Data rows:

───

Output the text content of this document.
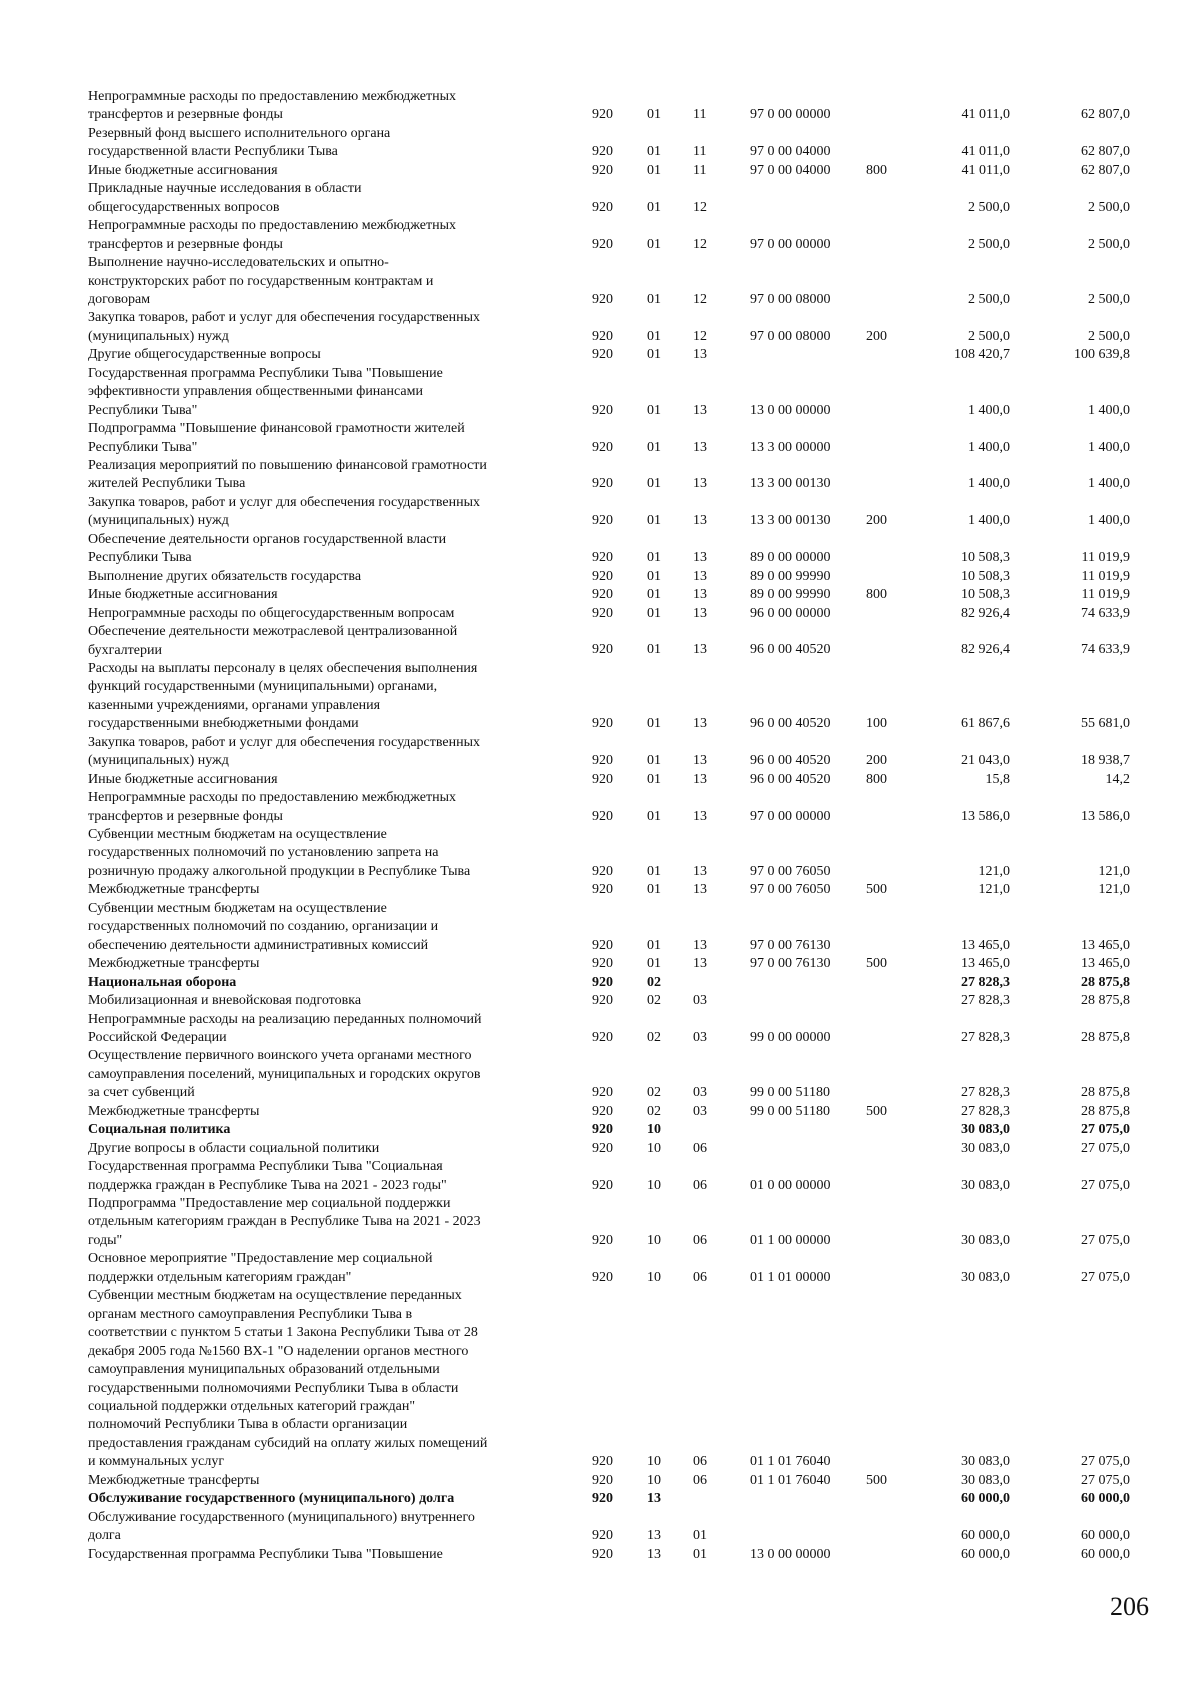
Непрограммные расходы по предоставлению межбюджетных
трансфертов и резервные фонды	920 01 11	97 0 00 00000	41 011,0	62 807,0
Резервный фонд высшего исполнительного органа
государственной власти Республики Тыва	920 01 11	97 0 00 04000	41 011,0	62 807,0
Иные бюджетные ассигнования	920 01 11	97 0 00 04000	800	41 011,0	62 807,0
Прикладные научные исследования в области
общегосударственных вопросов	920 01 12	2 500,0	2 500,0
Непрограммные расходы по предоставлению межбюджетных
трансфертов и резервные фонды	920 01 12	97 0 00 00000	2 500,0	2 500,0
Выполнение научно-исследовательских и опытно-
конструкторских работ по государственным контрактам и
договорам	920 01 12	97 0 00 08000	2 500,0	2 500,0
Закупка товаров, работ и услуг для обеспечения государственных
(муниципальных) нужд	920 01 12	97 0 00 08000	200	2 500,0	2 500,0
Другие общегосударственные вопросы	920 01 13	108 420,7	100 639,8
Государственная программа Республики Тыва "Повышение
эффективности управления общественными финансами
Республики Тыва"	920 01 13	13 0 00 00000	1 400,0	1 400,0
Подпрограмма "Повышение финансовой грамотности жителей
Республики Тыва"	920 01 13	13 3 00 00000	1 400,0	1 400,0
Реализация мероприятий по повышению финансовой грамотности
жителей Республики Тыва	920 01 13	13 3 00 00130	1 400,0	1 400,0
Закупка товаров, работ и услуг для обеспечения государственных
(муниципальных) нужд	920 01 13	13 3 00 00130	200	1 400,0	1 400,0
Обеспечение деятельности органов государственной власти
Республики Тыва	920 01 13	89 0 00 00000	10 508,3	11 019,9
Выполнение других обязательств государства	920 01 13	89 0 00 99990	10 508,3	11 019,9
Иные бюджетные ассигнования	920 01 13	89 0 00 99990	800	10 508,3	11 019,9
Непрограммные расходы по общегосударственным вопросам	920 01 13	96 0 00 00000	82 926,4	74 633,9
Обеспечение деятельности межотраслевой централизованной
бухгалтерии	920 01 13	96 0 00 40520	82 926,4	74 633,9
Расходы на выплаты персоналу в целях обеспечения выполнения
функций государственными (муниципальными) органами,
казенными учреждениями, органами управления
государственными внебюджетными фондами	920 01 13	96 0 00 40520	100	61 867,6	55 681,0
Закупка товаров, работ и услуг для обеспечения государственных
(муниципальных) нужд	920 01 13	96 0 00 40520	200	21 043,0	18 938,7
Иные бюджетные ассигнования	920 01 13	96 0 00 40520	800	15,8	14,2
Непрограммные расходы по предоставлению межбюджетных
трансфертов и резервные фонды	920 01 13	97 0 00 00000	13 586,0	13 586,0
Субвенции местным бюджетам на осуществление
государственных полномочий по установлению запрета на
розничную продажу алкогольной продукции в Республике Тыва	920 01 13	97 0 00 76050	121,0	121,0
Межбюджетные трансферты	920 01 13	97 0 00 76050	500	121,0	121,0
Субвенции местным бюджетам на осуществление
государственных полномочий по созданию, организации и
обеспечению деятельности административных комиссий	920 01 13	97 0 00 76130	13 465,0	13 465,0
Межбюджетные трансферты	920 01 13	97 0 00 76130	500	13 465,0	13 465,0
Национальная оборона	920 02	27 828,3	28 875,8
Мобилизационная и вневойсковая подготовка	920 02 03	27 828,3	28 875,8
Непрограммные расходы на реализацию переданных полномочий
Российской Федерации	920 02 03	99 0 00 00000	27 828,3	28 875,8
Осуществление первичного воинского учета органами местного
самоуправления поселений, муниципальных и городских округов
за счет субвенций	920 02 03	99 0 00 51180	27 828,3	28 875,8
Межбюджетные трансферты	920 02 03	99 0 00 51180	500	27 828,3	28 875,8
Социальная политика	920 10	30 083,0	27 075,0
Другие вопросы в области социальной политики	920 10 06	30 083,0	27 075,0
Государственная программа Республики Тыва "Социальная
поддержка граждан в Республике Тыва на 2021 - 2023 годы"	920 10 06	01 0 00 00000	30 083,0	27 075,0
Подпрограмма "Предоставление мер социальной поддержки
отдельным категориям граждан в Республике Тыва на 2021 - 2023
годы"	920 10 06	01 1 00 00000	30 083,0	27 075,0
Основное мероприятие "Предоставление мер социальной
поддержки отдельным категориям граждан"	920 10 06	01 1 01 00000	30 083,0	27 075,0
Субвенции местным бюджетам на осуществление переданных
органам местного самоуправления Республики Тыва в
соответствии с пунктом 5 статьи 1 Закона Республики Тыва от 28
декабря 2005 года №1560 ВХ-1 "О наделении органов местного
самоуправления муниципальных образований отдельными
государственными полномочиями Республики Тыва в области
социальной поддержки отдельных категорий граждан"
полномочий Республики Тыва в области организации
предоставления гражданам субсидий на оплату жилых помещений
и коммунальных услуг	920 10 06	01 1 01 76040	30 083,0	27 075,0
Межбюджетные трансферты	920 10 06	01 1 01 76040	500	30 083,0	27 075,0
Обслуживание государственного (муниципального) долга	920 13	60 000,0	60 000,0
Обслуживание государственного (муниципального) внутреннего
долга	920 13 01	60 000,0	60 000,0
Государственная программа Республики Тыва "Повышение	920 13 01	13 0 00 00000	60 000,0	60 000,0
206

───

Objective: Output a faithful copy of the data, with each picture left out.

Expected answer:
Output the text content of this document.
Непрограммные расходы по предоставлению межбюджетных
трансфертов и резервные фонды	920 01 11	97 0 00 00000	41 011,0	62 807,0
Резервный фонд высшего исполнительного органа
государственной власти Республики Тыва	920 01 11	97 0 00 04000	41 011,0	62 807,0
Иные бюджетные ассигнования	920 01 11	97 0 00 04000	800	41 011,0	62 807,0
Прикладные научные исследования в области
общегосударственных вопросов	920 01 12	2 500,0	2 500,0
Непрограммные расходы по предоставлению межбюджетных
трансфертов и резервные фонды	920 01 12	97 0 00 00000	2 500,0	2 500,0
Выполнение научно-исследовательских и опытно-
конструкторских работ по государственным контрактам и
договорам	920 01 12	97 0 00 08000	2 500,0	2 500,0
Закупка товаров, работ и услуг для обеспечения государственных
(муниципальных) нужд	920 01 12	97 0 00 08000	200	2 500,0	2 500,0
Другие общегосударственные вопросы	920 01 13	108 420,7	100 639,8
Государственная программа Республики Тыва "Повышение
эффективности управления общественными финансами
Республики Тыва"	920 01 13	13 0 00 00000	1 400,0	1 400,0
Подпрограмма "Повышение финансовой грамотности жителей
Республики Тыва"	920 01 13	13 3 00 00000	1 400,0	1 400,0
Реализация мероприятий по повышению финансовой грамотности
жителей Республики Тыва	920 01 13	13 3 00 00130	1 400,0	1 400,0
Закупка товаров, работ и услуг для обеспечения государственных
(муниципальных) нужд	920 01 13	13 3 00 00130	200	1 400,0	1 400,0
Обеспечение деятельности органов государственной власти
Республики Тыва	920 01 13	89 0 00 00000	10 508,3	11 019,9
Выполнение других обязательств государства	920 01 13	89 0 00 99990	10 508,3	11 019,9
Иные бюджетные ассигнования	920 01 13	89 0 00 99990	800	10 508,3	11 019,9
Непрограммные расходы по общегосударственным вопросам	920 01 13	96 0 00 00000	82 926,4	74 633,9
Обеспечение деятельности межотраслевой централизованной
бухгалтерии	920 01 13	96 0 00 40520	82 926,4	74 633,9
Расходы на выплаты персоналу в целях обеспечения выполнения
функций государственными (муниципальными) органами,
казенными учреждениями, органами управления
государственными внебюджетными фондами	920 01 13	96 0 00 40520	100	61 867,6	55 681,0
Закупка товаров, работ и услуг для обеспечения государственных
(муниципальных) нужд	920 01 13	96 0 00 40520	200	21 043,0	18 938,7
Иные бюджетные ассигнования	920 01 13	96 0 00 40520	800	15,8	14,2
Непрограммные расходы по предоставлению межбюджетных
трансфертов и резервные фонды	920 01 13	97 0 00 00000	13 586,0	13 586,0
Субвенции местным бюджетам на осуществление
государственных полномочий по установлению запрета на
розничную продажу алкогольной продукции в Республике Тыва	920 01 13	97 0 00 76050	121,0	121,0
Межбюджетные трансферты	920 01 13	97 0 00 76050	500	121,0	121,0
Субвенции местным бюджетам на осуществление
государственных полномочий по созданию, организации и
обеспечению деятельности административных комиссий	920 01 13	97 0 00 76130	13 465,0	13 465,0
Межбюджетные трансферты	920 01 13	97 0 00 76130	500	13 465,0	13 465,0
Национальная оборона	920 02	27 828,3	28 875,8
Мобилизационная и вневойсковая подготовка	920 02 03	27 828,3	28 875,8
Непрограммные расходы на реализацию переданных полномочий
Российской Федерации	920 02 03	99 0 00 00000	27 828,3	28 875,8
Осуществление первичного воинского учета органами местного
самоуправления поселений, муниципальных и городских округов
за счет субвенций	920 02 03	99 0 00 51180	27 828,3	28 875,8
Межбюджетные трансферты	920 02 03	99 0 00 51180	500	27 828,3	28 875,8
Социальная политика	920 10	30 083,0	27 075,0
Другие вопросы в области социальной политики	920 10 06	30 083,0	27 075,0
Государственная программа Республики Тыва "Социальная
поддержка граждан в Республике Тыва на 2021 - 2023 годы"	920 10 06	01 0 00 00000	30 083,0	27 075,0
Подпрограмма "Предоставление мер социальной поддержки
отдельным категориям граждан в Республике Тыва на 2021 - 2023
годы"	920 10 06	01 1 00 00000	30 083,0	27 075,0
Основное мероприятие "Предоставление мер социальной
поддержки отдельным категориям граждан"	920 10 06	01 1 01 00000	30 083,0	27 075,0
Субвенции местным бюджетам на осуществление переданных
органам местного самоуправления Республики Тыва в
соответствии с пунктом 5 статьи 1 Закона Республики Тыва от 28
декабря 2005 года №1560 ВХ-1 "О наделении органов местного
самоуправления муниципальных образований отдельными
государственными полномочиями Республики Тыва в области
социальной поддержки отдельных категорий граждан"
полномочий Республики Тыва в области организации
предоставления гражданам субсидий на оплату жилых помещений
и коммунальных услуг	920 10 06	01 1 01 76040	30 083,0	27 075,0
Межбюджетные трансферты	920 10 06	01 1 01 76040	500	30 083,0	27 075,0
Обслуживание государственного (муниципального) долга	920 13	60 000,0	60 000,0
Обслуживание государственного (муниципального) внутреннего
долга	920 13 01	60 000,0	60 000,0
Государственная программа Республики Тыва "Повышение	920 13 01	13 0 00 00000	60 000,0	60 000,0
206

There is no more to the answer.